-- Begin --
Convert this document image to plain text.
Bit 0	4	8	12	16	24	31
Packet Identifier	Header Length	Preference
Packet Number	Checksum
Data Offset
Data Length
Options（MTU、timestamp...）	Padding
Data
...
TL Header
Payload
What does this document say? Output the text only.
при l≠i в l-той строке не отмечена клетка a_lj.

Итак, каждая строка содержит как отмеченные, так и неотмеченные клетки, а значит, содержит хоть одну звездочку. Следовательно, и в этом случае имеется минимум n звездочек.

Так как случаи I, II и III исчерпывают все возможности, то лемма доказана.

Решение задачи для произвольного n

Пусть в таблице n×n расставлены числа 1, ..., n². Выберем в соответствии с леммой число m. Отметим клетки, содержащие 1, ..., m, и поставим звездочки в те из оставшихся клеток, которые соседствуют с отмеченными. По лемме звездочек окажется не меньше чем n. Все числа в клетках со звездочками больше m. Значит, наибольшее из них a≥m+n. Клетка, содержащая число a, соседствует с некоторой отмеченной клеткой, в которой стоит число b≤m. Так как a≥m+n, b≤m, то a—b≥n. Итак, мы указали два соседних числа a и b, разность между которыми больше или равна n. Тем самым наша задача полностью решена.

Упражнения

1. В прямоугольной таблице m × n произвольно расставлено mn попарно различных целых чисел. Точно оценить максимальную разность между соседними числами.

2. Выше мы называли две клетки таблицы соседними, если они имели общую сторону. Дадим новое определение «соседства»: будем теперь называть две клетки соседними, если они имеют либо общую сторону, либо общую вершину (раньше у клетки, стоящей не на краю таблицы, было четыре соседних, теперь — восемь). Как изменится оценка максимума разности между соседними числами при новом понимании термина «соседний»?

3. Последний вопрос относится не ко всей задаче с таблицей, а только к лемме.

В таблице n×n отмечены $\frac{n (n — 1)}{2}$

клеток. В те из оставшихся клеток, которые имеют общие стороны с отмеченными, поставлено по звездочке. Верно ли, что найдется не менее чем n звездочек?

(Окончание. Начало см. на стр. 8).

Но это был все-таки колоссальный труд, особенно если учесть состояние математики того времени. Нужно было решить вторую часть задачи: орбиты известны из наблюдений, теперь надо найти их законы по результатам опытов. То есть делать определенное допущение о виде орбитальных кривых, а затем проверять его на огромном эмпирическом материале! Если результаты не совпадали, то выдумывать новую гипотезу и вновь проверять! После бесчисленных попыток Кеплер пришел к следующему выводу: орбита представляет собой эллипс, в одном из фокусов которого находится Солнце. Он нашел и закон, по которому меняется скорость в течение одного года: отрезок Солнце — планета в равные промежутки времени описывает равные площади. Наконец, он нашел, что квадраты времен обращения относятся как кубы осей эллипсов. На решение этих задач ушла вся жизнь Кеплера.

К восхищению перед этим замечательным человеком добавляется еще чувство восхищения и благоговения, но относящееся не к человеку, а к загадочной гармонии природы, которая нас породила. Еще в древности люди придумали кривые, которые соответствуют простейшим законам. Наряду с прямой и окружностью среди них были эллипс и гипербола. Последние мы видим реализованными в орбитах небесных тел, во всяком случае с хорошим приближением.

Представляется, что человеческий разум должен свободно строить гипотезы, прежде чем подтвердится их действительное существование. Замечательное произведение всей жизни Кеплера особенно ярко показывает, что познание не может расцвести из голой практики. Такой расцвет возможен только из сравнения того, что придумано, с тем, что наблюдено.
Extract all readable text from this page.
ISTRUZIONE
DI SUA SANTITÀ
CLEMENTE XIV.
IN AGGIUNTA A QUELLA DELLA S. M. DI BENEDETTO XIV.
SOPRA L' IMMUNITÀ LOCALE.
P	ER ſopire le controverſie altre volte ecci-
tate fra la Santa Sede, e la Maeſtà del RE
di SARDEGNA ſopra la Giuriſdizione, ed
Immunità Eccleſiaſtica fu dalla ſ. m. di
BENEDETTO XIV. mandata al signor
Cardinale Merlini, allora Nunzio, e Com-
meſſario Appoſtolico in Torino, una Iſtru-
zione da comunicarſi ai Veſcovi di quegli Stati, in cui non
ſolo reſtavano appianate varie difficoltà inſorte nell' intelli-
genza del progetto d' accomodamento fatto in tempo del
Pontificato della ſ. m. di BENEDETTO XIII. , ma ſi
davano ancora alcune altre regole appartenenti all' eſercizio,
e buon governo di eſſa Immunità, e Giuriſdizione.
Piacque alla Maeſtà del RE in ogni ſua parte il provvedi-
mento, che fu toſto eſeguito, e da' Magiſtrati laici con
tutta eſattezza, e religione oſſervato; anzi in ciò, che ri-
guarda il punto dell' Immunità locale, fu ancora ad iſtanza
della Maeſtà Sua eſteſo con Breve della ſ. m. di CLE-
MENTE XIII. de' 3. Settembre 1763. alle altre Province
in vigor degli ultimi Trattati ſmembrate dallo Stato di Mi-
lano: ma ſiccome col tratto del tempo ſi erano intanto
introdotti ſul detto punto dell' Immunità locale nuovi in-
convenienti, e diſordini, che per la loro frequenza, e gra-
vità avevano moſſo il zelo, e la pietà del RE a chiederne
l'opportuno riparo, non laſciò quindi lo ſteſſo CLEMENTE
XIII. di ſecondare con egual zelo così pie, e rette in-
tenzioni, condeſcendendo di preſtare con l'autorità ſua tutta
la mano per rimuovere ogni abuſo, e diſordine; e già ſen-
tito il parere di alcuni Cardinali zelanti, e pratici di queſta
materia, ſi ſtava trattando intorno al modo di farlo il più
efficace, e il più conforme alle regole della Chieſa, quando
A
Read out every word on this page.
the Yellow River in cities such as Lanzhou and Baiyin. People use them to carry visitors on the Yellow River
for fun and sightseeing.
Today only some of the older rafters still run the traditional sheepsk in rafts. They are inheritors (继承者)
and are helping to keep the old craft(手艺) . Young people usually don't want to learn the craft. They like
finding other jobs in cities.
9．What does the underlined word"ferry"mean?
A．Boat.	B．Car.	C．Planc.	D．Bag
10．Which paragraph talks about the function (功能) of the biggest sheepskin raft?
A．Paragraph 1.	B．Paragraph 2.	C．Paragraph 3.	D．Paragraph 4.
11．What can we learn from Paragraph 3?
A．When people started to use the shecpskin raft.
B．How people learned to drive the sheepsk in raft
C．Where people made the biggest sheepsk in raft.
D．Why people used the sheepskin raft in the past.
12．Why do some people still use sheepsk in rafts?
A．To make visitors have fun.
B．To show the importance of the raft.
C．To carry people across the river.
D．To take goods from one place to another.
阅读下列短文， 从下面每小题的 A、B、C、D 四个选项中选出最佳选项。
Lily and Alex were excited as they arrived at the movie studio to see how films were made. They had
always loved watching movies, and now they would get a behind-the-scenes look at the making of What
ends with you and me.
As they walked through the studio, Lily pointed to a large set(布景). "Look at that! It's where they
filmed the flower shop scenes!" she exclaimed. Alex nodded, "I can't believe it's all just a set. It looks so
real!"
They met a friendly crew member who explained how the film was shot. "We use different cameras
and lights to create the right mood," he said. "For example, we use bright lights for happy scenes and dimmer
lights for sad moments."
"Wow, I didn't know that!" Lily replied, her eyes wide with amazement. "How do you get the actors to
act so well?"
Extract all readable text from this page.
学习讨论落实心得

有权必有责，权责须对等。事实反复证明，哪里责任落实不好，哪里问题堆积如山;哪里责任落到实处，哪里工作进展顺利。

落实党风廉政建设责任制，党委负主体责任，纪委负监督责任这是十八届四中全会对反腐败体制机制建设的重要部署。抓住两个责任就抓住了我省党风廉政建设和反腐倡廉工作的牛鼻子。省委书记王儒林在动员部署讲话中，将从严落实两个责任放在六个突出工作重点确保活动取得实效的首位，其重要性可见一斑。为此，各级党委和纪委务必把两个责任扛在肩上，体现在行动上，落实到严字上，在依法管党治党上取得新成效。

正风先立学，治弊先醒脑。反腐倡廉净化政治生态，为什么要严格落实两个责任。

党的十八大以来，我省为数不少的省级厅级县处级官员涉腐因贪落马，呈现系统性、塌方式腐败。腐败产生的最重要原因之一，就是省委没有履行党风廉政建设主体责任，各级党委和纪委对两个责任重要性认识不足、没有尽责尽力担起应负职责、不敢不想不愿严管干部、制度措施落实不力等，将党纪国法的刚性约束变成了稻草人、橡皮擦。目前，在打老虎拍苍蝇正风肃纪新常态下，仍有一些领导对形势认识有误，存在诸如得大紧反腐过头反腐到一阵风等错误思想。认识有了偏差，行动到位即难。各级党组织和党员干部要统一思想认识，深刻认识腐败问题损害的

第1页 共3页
-- End --
▶ [Aim of the exercise] Search the data above for lines holding "made" and copy each of them.

▶ [Output below]
C．Where people made the biggest sheepsk in raft.
Lily and Alex were excited as they arrived at the movie studio to see how films were made. They had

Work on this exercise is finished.